Dataset records:
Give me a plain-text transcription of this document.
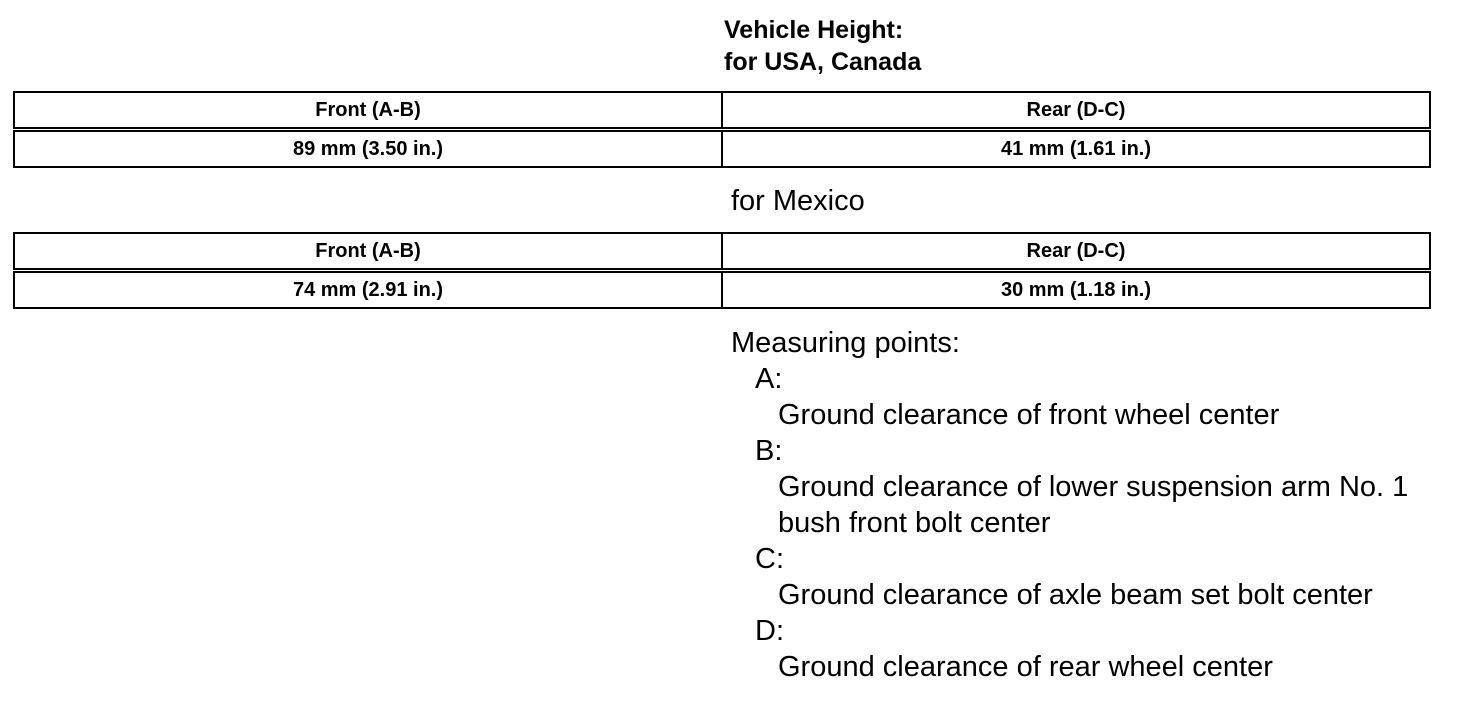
Vehicle Height:
for USA, Canada
Front (A-B)	Rear (D-C)
89 mm (3.50 in.)	41 mm (1.61 in.)
for Mexico
Front (A-B)	Rear (D-C)
74 mm (2.91 in.)	30 mm (1.18 in.)
Measuring points:
A:
Ground clearance of front wheel center
B:
Ground clearance of lower suspension arm No. 1 bush front bolt center
C:
Ground clearance of axle beam set bolt center
D:
Ground clearance of rear wheel center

Goal:
Transcribe all of the records above character for character. Exclude the pictures.

Answer in full:
Give me a plain-text transcription of this document.
Vehicle Height:
for USA, Canada
Front (A-B)	Rear (D-C)
89 mm (3.50 in.)	41 mm (1.61 in.)
for Mexico
Front (A-B)	Rear (D-C)
74 mm (2.91 in.)	30 mm (1.18 in.)
Measuring points:
A:
Ground clearance of front wheel center
B:
Ground clearance of lower suspension arm No. 1 bush front bolt center
C:
Ground clearance of axle beam set bolt center
D:
Ground clearance of rear wheel center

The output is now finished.